======== RECORDS PROVIDED ========

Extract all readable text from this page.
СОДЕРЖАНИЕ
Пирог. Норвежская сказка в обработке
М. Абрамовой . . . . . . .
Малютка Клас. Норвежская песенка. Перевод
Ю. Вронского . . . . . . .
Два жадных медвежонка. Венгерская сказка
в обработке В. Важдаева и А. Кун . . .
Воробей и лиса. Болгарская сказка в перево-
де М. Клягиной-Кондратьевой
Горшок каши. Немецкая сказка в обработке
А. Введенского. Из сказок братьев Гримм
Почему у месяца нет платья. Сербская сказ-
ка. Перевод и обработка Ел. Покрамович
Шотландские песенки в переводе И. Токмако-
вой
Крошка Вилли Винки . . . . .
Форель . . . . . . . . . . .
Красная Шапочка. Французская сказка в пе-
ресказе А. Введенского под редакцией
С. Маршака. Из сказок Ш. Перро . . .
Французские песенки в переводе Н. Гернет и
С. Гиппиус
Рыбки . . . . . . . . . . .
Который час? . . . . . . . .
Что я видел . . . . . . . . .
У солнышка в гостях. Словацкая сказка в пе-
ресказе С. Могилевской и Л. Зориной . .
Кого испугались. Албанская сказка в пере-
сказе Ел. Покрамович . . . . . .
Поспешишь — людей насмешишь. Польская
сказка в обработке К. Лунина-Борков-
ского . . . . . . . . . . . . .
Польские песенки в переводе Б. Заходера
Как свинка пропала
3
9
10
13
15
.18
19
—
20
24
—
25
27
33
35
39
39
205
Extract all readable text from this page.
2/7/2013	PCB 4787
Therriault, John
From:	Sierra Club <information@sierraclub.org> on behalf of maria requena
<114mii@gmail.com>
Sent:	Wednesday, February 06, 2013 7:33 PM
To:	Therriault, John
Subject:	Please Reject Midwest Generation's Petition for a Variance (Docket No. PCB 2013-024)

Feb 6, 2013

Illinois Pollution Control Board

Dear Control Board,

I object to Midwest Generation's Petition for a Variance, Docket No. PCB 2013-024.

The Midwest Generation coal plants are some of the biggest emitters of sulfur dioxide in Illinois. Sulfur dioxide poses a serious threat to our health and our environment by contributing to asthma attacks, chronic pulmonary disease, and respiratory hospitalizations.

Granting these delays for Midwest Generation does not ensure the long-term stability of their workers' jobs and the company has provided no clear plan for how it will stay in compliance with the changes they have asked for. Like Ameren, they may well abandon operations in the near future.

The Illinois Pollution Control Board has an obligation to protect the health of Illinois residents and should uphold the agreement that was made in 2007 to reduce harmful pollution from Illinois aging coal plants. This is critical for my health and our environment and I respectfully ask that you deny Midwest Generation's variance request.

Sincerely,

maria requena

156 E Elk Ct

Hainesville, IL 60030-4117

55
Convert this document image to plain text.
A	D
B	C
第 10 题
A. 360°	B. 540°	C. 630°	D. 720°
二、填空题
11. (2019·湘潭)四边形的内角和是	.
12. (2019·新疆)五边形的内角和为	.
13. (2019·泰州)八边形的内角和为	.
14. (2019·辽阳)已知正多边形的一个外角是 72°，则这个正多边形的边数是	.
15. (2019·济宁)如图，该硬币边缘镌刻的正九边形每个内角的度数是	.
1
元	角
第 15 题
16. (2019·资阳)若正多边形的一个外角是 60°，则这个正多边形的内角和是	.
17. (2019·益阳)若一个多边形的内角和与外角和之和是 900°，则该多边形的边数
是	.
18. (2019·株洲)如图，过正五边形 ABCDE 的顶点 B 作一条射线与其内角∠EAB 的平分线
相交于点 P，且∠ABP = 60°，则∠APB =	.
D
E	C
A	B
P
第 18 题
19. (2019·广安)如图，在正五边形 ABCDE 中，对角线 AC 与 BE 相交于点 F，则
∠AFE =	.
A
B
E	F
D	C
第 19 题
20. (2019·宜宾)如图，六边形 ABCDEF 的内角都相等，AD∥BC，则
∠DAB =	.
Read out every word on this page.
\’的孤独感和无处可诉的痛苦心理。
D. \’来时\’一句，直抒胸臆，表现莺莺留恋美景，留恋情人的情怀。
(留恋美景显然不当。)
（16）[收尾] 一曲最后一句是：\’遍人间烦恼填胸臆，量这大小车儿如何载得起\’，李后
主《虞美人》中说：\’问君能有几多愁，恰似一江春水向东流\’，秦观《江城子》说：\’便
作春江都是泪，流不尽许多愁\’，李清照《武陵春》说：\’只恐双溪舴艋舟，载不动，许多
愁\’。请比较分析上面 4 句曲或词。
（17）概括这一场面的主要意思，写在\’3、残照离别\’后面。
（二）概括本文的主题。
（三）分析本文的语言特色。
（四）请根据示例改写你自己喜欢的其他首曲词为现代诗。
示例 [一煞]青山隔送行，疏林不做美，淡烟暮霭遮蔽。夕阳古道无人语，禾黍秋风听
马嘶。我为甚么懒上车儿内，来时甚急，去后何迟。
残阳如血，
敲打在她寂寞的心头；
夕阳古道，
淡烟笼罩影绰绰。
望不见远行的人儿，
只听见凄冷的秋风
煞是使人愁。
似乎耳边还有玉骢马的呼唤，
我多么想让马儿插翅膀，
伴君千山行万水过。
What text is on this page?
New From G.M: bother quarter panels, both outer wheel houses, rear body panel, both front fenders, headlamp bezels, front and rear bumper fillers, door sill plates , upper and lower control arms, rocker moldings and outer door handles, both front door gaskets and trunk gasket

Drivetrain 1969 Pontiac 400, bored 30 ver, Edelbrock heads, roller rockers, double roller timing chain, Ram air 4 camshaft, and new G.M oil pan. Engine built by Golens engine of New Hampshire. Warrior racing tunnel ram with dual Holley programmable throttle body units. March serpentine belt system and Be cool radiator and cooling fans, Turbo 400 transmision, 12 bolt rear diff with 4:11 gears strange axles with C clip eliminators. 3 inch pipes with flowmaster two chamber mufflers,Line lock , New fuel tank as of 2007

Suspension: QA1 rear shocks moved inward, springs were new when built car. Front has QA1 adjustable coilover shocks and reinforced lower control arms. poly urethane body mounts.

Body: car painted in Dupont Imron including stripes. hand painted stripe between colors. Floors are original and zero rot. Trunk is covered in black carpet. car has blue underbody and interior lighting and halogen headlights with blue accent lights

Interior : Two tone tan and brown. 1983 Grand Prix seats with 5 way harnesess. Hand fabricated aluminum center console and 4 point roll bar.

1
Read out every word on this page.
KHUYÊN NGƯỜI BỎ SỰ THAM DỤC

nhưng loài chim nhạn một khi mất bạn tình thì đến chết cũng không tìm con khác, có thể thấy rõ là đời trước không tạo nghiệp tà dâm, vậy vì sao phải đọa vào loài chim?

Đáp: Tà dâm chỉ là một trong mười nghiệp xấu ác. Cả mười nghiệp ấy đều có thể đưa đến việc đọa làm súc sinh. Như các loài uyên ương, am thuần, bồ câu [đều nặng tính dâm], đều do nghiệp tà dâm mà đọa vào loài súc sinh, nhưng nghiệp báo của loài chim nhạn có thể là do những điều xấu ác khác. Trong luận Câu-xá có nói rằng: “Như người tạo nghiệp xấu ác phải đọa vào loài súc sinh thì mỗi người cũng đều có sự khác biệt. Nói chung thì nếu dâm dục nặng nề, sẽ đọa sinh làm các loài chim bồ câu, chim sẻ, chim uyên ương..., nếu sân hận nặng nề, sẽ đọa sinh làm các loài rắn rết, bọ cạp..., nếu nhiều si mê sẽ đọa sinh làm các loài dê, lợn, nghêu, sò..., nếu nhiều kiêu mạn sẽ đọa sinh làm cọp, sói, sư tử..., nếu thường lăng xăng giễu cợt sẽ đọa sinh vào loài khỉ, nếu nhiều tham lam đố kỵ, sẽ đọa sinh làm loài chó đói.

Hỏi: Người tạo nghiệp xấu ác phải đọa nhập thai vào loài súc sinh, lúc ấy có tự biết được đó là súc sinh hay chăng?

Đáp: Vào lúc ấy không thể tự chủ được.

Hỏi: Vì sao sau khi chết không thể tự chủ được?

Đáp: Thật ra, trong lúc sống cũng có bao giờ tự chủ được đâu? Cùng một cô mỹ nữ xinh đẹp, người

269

========

* [WHAT THIS TASK INVOLVES] Count the lines in which the string "Therriault" appears, then report only that figure.

* [SOLUTION] 2